> [Data about app and page elements]
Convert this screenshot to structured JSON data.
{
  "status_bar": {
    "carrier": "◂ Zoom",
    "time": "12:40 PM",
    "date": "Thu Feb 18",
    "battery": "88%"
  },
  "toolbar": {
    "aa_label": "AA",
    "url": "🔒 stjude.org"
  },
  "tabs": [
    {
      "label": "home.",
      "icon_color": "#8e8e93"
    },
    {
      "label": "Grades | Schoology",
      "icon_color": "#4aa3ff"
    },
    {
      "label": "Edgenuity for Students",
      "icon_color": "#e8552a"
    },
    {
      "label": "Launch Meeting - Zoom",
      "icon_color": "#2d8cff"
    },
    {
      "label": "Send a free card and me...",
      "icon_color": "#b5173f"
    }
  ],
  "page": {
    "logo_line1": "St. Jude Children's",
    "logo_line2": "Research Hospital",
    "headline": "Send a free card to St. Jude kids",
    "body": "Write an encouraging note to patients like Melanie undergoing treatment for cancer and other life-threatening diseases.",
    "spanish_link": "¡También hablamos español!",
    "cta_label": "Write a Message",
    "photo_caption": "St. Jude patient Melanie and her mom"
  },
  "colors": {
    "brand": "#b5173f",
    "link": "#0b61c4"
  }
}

> [PROBLEM DESCRIPTION] The answer should consist of every line above in which "free" appears.

> [FINAL ANSWER]
      "label": "Send a free card and me...",
    "headline": "Send a free card to St. Jude kids",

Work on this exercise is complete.